* _EXERCISE AIM_: Gather, from the listing beneath this task, every line holding the string "pića".
----
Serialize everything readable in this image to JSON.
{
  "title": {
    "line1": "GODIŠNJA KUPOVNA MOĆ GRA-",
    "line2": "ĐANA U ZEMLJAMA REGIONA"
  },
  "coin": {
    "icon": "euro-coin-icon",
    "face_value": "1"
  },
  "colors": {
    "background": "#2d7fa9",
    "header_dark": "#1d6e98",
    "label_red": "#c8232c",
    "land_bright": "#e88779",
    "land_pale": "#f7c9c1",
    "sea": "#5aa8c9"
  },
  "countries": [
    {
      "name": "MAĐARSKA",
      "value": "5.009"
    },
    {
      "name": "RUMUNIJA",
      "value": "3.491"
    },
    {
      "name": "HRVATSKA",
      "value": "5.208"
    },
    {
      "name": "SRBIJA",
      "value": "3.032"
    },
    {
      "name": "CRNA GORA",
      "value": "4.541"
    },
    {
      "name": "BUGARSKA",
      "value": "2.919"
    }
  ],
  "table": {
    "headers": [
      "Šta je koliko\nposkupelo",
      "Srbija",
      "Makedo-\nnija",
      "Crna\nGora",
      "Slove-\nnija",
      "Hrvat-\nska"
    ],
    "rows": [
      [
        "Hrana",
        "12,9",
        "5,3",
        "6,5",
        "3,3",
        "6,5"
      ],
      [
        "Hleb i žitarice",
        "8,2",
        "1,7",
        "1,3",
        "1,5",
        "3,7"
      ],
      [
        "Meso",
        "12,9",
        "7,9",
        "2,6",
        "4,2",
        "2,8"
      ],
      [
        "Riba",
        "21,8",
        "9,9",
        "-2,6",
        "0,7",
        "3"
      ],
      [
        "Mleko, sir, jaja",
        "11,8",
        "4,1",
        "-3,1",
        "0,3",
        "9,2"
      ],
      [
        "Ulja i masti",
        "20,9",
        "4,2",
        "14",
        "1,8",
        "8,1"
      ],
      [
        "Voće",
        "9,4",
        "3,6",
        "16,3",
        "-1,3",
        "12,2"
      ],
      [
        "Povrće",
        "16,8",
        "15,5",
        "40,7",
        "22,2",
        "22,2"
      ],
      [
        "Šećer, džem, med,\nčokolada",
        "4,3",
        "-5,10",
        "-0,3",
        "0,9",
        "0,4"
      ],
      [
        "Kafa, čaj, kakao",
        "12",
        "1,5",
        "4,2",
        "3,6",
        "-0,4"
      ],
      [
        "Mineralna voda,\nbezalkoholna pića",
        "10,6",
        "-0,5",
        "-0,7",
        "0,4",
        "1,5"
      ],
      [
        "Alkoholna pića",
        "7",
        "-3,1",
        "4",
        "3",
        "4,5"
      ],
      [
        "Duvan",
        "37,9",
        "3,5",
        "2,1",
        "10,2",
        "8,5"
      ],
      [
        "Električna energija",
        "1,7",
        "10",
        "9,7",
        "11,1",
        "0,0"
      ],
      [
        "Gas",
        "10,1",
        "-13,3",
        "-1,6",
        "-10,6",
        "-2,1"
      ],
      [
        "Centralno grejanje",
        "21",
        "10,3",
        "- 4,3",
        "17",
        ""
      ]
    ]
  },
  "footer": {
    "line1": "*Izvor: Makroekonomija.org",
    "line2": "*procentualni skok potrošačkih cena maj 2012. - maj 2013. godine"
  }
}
----
* _SOLUTION FOR THIS PROBLEM_:
        "Mineralna voda,\nbezalkoholna pića",
        "Alkoholna pića",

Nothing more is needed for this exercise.